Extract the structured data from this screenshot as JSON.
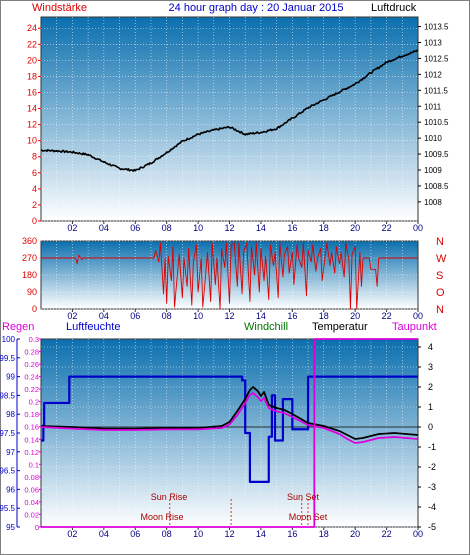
{
  "header": {
    "left_label": "Windstärke",
    "title": "24 hour graph day : 20 Januar 2015",
    "right_label": "Luftdruck"
  },
  "colors": {
    "red": "#dd0000",
    "blue": "#0000cc",
    "navy": "#000080",
    "green": "#007700",
    "black": "#000000",
    "magenta": "#dd00dd",
    "bg_top": "#0b6fae",
    "bg_bottom": "#ffffff",
    "grid": "#ffffff"
  },
  "chart_data": [
    {
      "type": "line",
      "panel": "top",
      "xlabels": [
        "02",
        "04",
        "06",
        "08",
        "10",
        "12",
        "14",
        "16",
        "18",
        "20",
        "22",
        "00"
      ],
      "x_range": [
        0,
        24
      ],
      "left_axis": {
        "title": "Windstärke",
        "ticks": [
          0,
          2,
          4,
          6,
          8,
          10,
          12,
          14,
          16,
          18,
          20,
          22,
          24
        ],
        "ylim": [
          0,
          25.4
        ]
      },
      "right_axis": {
        "title": "Luftdruck",
        "ticks": [
          1008,
          1008.5,
          1009,
          1009.5,
          1010,
          1010.5,
          1011,
          1011.5,
          1012,
          1012.5,
          1013,
          1013.5
        ],
        "ylim": [
          1007.4,
          1013.8
        ]
      },
      "series": [
        {
          "axis": "right",
          "color": "black",
          "points": [
            [
              0,
              1009.62
            ],
            [
              1,
              1009.6
            ],
            [
              2,
              1009.56
            ],
            [
              3,
              1009.48
            ],
            [
              4,
              1009.25
            ],
            [
              5,
              1009.05
            ],
            [
              6,
              1008.98
            ],
            [
              7,
              1009.22
            ],
            [
              8,
              1009.55
            ],
            [
              9,
              1009.9
            ],
            [
              10,
              1010.12
            ],
            [
              11,
              1010.25
            ],
            [
              12,
              1010.35
            ],
            [
              13,
              1010.12
            ],
            [
              14,
              1010.18
            ],
            [
              15,
              1010.3
            ],
            [
              16,
              1010.62
            ],
            [
              17,
              1010.95
            ],
            [
              18,
              1011.2
            ],
            [
              19,
              1011.45
            ],
            [
              20,
              1011.7
            ],
            [
              21,
              1012.05
            ],
            [
              22,
              1012.38
            ],
            [
              23,
              1012.58
            ],
            [
              24,
              1012.75
            ]
          ]
        }
      ]
    },
    {
      "type": "line",
      "panel": "middle",
      "xlabels": [
        "02",
        "04",
        "06",
        "08",
        "10",
        "12",
        "14",
        "16",
        "18",
        "20",
        "22",
        "00"
      ],
      "x_range": [
        0,
        24
      ],
      "left_axis": {
        "ticks": [
          0,
          90,
          180,
          270,
          360
        ],
        "ylim": [
          0,
          360
        ]
      },
      "right_axis": {
        "ticks": [
          "N",
          "W",
          "S",
          "O",
          "N"
        ]
      },
      "series": [
        {
          "axis": "left",
          "color": "red",
          "points": [
            [
              0,
              270
            ],
            [
              2.2,
              270
            ],
            [
              2.3,
              240
            ],
            [
              2.4,
              285
            ],
            [
              2.6,
              262
            ],
            [
              2.7,
              270
            ],
            [
              7.2,
              270
            ],
            [
              7.3,
              310
            ],
            [
              7.5,
              250
            ],
            [
              7.6,
              350
            ],
            [
              7.8,
              80
            ],
            [
              7.9,
              270
            ],
            [
              8.0,
              30
            ],
            [
              8.1,
              280
            ],
            [
              8.3,
              150
            ],
            [
              8.4,
              330
            ],
            [
              8.5,
              10
            ],
            [
              8.7,
              200
            ],
            [
              8.8,
              290
            ],
            [
              9.0,
              60
            ],
            [
              9.1,
              270
            ],
            [
              9.3,
              120
            ],
            [
              9.4,
              320
            ],
            [
              9.6,
              20
            ],
            [
              9.7,
              250
            ],
            [
              9.9,
              340
            ],
            [
              10.0,
              90
            ],
            [
              10.2,
              270
            ],
            [
              10.3,
              10
            ],
            [
              10.5,
              200
            ],
            [
              10.6,
              300
            ],
            [
              10.8,
              40
            ],
            [
              10.9,
              350
            ],
            [
              11.1,
              130
            ],
            [
              11.2,
              270
            ],
            [
              11.4,
              0
            ],
            [
              11.5,
              320
            ],
            [
              11.7,
              220
            ],
            [
              11.8,
              350
            ],
            [
              12.0,
              30
            ],
            [
              12.1,
              340
            ],
            [
              12.3,
              350
            ],
            [
              12.5,
              120
            ],
            [
              12.6,
              350
            ],
            [
              12.8,
              80
            ],
            [
              12.9,
              300
            ],
            [
              13.1,
              350
            ],
            [
              13.3,
              40
            ],
            [
              13.4,
              330
            ],
            [
              13.6,
              180
            ],
            [
              13.7,
              350
            ],
            [
              13.9,
              90
            ],
            [
              14.0,
              320
            ],
            [
              14.2,
              150
            ],
            [
              14.3,
              280
            ],
            [
              14.5,
              50
            ],
            [
              14.6,
              340
            ],
            [
              14.8,
              230
            ],
            [
              14.9,
              300
            ],
            [
              15.1,
              60
            ],
            [
              15.2,
              350
            ],
            [
              15.4,
              170
            ],
            [
              15.5,
              290
            ],
            [
              15.7,
              330
            ],
            [
              15.8,
              190
            ],
            [
              16.0,
              300
            ],
            [
              16.1,
              130
            ],
            [
              16.3,
              340
            ],
            [
              16.4,
              270
            ],
            [
              16.6,
              220
            ],
            [
              16.7,
              350
            ],
            [
              16.9,
              70
            ],
            [
              17.0,
              310
            ],
            [
              17.2,
              250
            ],
            [
              17.3,
              340
            ],
            [
              17.5,
              200
            ],
            [
              17.6,
              270
            ],
            [
              17.8,
              320
            ],
            [
              17.9,
              150
            ],
            [
              18.1,
              290
            ],
            [
              18.2,
              350
            ],
            [
              18.4,
              230
            ],
            [
              18.5,
              300
            ],
            [
              18.7,
              190
            ],
            [
              18.8,
              330
            ],
            [
              19.0,
              240
            ],
            [
              19.1,
              300
            ],
            [
              19.3,
              170
            ],
            [
              19.4,
              350
            ],
            [
              19.6,
              260
            ],
            [
              19.7,
              0
            ],
            [
              19.8,
              290
            ],
            [
              20.0,
              330
            ],
            [
              20.1,
              0
            ],
            [
              20.3,
              300
            ],
            [
              20.4,
              120
            ],
            [
              20.5,
              270
            ],
            [
              20.9,
              270
            ],
            [
              21.0,
              210
            ],
            [
              21.3,
              210
            ],
            [
              21.4,
              120
            ],
            [
              21.5,
              270
            ],
            [
              24,
              270
            ]
          ]
        }
      ]
    },
    {
      "type": "line",
      "panel": "bottom",
      "xlabels": [
        "02",
        "04",
        "06",
        "08",
        "10",
        "12",
        "14",
        "16",
        "18",
        "20",
        "22",
        "00"
      ],
      "x_range": [
        0,
        24
      ],
      "left_axis": {
        "title": "Regen",
        "ticks": [
          0,
          0.02,
          0.04,
          0.06,
          0.08,
          0.1,
          0.12,
          0.14,
          0.16,
          0.18,
          0.2,
          0.22,
          0.24,
          0.26,
          0.28,
          0.3
        ],
        "ylim": [
          0,
          0.3
        ]
      },
      "humidity_axis": {
        "title": "Luftfeuchte",
        "ticks": [
          95,
          95.5,
          96,
          96.5,
          97,
          97.5,
          98,
          98.5,
          99,
          99.5,
          100
        ],
        "ylim": [
          95,
          100
        ]
      },
      "right_axis": {
        "title": "Taupunkt",
        "ticks": [
          -5,
          -4,
          -3,
          -2,
          -1,
          0,
          1,
          2,
          3,
          4
        ],
        "ylim": [
          -5,
          4.4
        ]
      },
      "legend": [
        "Regen",
        "Luftfeuchte",
        "Windchill",
        "Temperatur",
        "Taupunkt"
      ],
      "annotations": [
        "Sun Rise",
        "Moon Rise",
        "Sun Set",
        "Moon Set"
      ],
      "series": [
        {
          "name": "Luftfeuchte",
          "axis": "humidity",
          "color": "blue",
          "points": [
            [
              0,
              97.3
            ],
            [
              0.15,
              97.3
            ],
            [
              0.15,
              97.7
            ],
            [
              0.2,
              97.7
            ],
            [
              0.2,
              98.3
            ],
            [
              1.8,
              98.3
            ],
            [
              1.8,
              99.0
            ],
            [
              12.8,
              99.0
            ],
            [
              12.8,
              98.9
            ],
            [
              13.0,
              98.9
            ],
            [
              13.0,
              97.5
            ],
            [
              13.3,
              97.5
            ],
            [
              13.3,
              96.2
            ],
            [
              14.5,
              96.2
            ],
            [
              14.5,
              97.4
            ],
            [
              14.7,
              97.4
            ],
            [
              14.7,
              98.5
            ],
            [
              14.9,
              98.5
            ],
            [
              14.9,
              97.3
            ],
            [
              15.4,
              97.3
            ],
            [
              15.4,
              98.4
            ],
            [
              16.0,
              98.4
            ],
            [
              16.0,
              97.6
            ],
            [
              17.0,
              97.6
            ],
            [
              17.0,
              99.0
            ],
            [
              24,
              99.0
            ]
          ]
        },
        {
          "name": "Temperatur",
          "axis": "right",
          "color": "black",
          "points": [
            [
              0,
              0.05
            ],
            [
              2,
              0.0
            ],
            [
              4,
              -0.08
            ],
            [
              6,
              -0.08
            ],
            [
              8,
              -0.05
            ],
            [
              10,
              -0.05
            ],
            [
              11.5,
              0.05
            ],
            [
              12,
              0.25
            ],
            [
              12.5,
              0.8
            ],
            [
              13,
              1.4
            ],
            [
              13.3,
              1.85
            ],
            [
              13.5,
              2.0
            ],
            [
              13.8,
              1.8
            ],
            [
              14.0,
              1.55
            ],
            [
              14.2,
              1.75
            ],
            [
              14.5,
              1.1
            ],
            [
              15,
              0.95
            ],
            [
              15.5,
              0.85
            ],
            [
              16,
              0.65
            ],
            [
              17,
              0.2
            ],
            [
              18,
              0.05
            ],
            [
              19,
              -0.2
            ],
            [
              19.5,
              -0.4
            ],
            [
              20,
              -0.6
            ],
            [
              20.5,
              -0.55
            ],
            [
              21.5,
              -0.35
            ],
            [
              22.5,
              -0.3
            ],
            [
              24,
              -0.4
            ]
          ]
        },
        {
          "name": "Taupunkt",
          "axis": "right",
          "color": "magenta",
          "points": [
            [
              0,
              0.0
            ],
            [
              2,
              -0.08
            ],
            [
              4,
              -0.15
            ],
            [
              6,
              -0.15
            ],
            [
              8,
              -0.12
            ],
            [
              10,
              -0.12
            ],
            [
              11.5,
              -0.05
            ],
            [
              12,
              0.12
            ],
            [
              12.5,
              0.6
            ],
            [
              13,
              1.2
            ],
            [
              13.3,
              1.6
            ],
            [
              13.5,
              1.7
            ],
            [
              13.8,
              1.5
            ],
            [
              14.0,
              1.3
            ],
            [
              14.2,
              1.45
            ],
            [
              14.5,
              0.95
            ],
            [
              15,
              0.78
            ],
            [
              15.5,
              0.7
            ],
            [
              16,
              0.5
            ],
            [
              17,
              0.1
            ],
            [
              18,
              -0.05
            ],
            [
              19,
              -0.35
            ],
            [
              19.5,
              -0.6
            ],
            [
              20,
              -0.8
            ],
            [
              20.5,
              -0.75
            ],
            [
              21.5,
              -0.55
            ],
            [
              22.5,
              -0.5
            ],
            [
              24,
              -0.6
            ]
          ]
        },
        {
          "name": "Regen",
          "axis": "left",
          "color": "magenta",
          "points": [
            [
              0,
              0
            ],
            [
              17.4,
              0
            ],
            [
              17.4,
              0.3
            ],
            [
              24,
              0.3
            ]
          ]
        }
      ]
    }
  ]
}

____________________

> [Aim]
Write out each line of the data that holds the string "Luftdruck".

> [Reply]
    "right_label": "Luftdruck"
        "title": "Luftdruck",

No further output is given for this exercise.